(Figure dataset records)

════════════════════

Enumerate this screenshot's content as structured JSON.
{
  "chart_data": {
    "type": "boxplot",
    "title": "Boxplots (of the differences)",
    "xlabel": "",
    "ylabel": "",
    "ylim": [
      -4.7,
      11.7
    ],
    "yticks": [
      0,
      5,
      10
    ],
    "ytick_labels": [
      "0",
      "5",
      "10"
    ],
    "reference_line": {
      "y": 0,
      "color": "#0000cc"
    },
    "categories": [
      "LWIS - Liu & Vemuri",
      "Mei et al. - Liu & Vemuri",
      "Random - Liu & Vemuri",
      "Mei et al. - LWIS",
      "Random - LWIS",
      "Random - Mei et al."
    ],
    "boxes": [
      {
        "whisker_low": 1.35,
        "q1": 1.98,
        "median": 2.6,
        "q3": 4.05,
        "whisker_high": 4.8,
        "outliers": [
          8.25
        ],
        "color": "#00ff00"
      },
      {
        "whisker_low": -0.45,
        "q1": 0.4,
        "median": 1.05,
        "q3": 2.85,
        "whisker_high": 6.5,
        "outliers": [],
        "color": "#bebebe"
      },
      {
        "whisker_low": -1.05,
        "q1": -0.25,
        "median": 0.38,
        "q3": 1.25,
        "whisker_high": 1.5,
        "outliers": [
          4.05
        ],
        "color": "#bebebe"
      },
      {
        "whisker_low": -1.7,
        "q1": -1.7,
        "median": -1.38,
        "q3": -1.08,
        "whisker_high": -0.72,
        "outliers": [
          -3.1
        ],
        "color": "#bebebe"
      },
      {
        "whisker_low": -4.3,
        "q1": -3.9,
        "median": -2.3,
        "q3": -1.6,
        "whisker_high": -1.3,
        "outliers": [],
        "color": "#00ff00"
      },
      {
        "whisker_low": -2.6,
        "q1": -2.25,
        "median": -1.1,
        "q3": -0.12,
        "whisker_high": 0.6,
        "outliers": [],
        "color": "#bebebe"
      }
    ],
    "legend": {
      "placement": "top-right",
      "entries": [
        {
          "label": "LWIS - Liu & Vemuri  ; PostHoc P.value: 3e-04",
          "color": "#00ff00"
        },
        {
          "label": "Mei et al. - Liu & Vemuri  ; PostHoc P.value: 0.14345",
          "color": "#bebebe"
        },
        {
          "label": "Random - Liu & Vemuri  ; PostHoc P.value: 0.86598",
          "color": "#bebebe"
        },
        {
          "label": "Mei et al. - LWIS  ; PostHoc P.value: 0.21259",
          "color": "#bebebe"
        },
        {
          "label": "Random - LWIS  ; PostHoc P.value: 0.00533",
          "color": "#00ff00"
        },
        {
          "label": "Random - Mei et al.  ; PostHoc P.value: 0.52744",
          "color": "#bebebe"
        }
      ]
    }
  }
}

════════════════════

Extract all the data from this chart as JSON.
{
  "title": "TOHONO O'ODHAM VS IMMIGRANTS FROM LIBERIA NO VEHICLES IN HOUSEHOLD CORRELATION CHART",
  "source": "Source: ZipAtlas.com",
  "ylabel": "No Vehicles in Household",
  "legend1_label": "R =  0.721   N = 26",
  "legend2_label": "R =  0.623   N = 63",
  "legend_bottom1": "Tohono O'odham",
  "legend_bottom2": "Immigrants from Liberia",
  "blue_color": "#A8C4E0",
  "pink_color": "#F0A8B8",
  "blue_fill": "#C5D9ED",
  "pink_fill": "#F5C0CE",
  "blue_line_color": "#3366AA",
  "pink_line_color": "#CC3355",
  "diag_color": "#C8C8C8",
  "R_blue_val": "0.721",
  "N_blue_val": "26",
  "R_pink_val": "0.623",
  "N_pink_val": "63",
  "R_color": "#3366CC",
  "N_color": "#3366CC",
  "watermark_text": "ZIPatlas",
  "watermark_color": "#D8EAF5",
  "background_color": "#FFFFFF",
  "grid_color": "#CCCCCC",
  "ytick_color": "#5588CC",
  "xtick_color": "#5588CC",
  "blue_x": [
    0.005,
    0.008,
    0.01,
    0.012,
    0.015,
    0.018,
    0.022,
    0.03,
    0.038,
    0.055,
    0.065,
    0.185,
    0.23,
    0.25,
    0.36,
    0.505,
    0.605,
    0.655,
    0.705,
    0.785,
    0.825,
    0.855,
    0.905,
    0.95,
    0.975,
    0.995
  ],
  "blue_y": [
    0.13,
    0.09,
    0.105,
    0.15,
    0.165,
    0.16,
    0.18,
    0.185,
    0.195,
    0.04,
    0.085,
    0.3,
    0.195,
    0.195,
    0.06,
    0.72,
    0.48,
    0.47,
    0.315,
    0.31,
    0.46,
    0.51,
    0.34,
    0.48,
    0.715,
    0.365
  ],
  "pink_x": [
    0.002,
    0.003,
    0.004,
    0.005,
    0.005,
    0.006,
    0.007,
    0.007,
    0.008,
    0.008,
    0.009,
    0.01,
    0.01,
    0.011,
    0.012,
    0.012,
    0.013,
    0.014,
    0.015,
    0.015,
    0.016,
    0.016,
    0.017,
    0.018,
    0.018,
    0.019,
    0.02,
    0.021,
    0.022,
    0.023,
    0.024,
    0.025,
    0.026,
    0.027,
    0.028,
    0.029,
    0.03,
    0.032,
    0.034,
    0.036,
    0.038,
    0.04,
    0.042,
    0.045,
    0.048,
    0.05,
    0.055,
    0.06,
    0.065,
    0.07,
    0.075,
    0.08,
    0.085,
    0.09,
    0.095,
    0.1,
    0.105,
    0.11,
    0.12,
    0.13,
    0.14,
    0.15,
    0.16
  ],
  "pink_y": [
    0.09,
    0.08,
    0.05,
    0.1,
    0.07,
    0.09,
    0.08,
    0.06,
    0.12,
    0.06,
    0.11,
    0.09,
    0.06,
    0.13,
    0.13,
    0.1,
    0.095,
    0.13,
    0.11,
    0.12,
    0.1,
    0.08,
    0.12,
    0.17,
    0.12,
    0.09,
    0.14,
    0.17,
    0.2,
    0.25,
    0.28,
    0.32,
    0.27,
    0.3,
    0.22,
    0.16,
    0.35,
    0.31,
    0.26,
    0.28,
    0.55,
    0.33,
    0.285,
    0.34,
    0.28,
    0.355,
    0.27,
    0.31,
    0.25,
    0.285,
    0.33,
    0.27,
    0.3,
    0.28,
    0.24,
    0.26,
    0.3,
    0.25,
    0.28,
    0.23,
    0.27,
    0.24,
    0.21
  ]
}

════════════════════

* **TASK REQUIREMENTS**
From the entries above, collect every line with the string "ylabel" in it.

* **THE ANSWER**
    "ylabel": "",
  "ylabel": "No Vehicles in Household",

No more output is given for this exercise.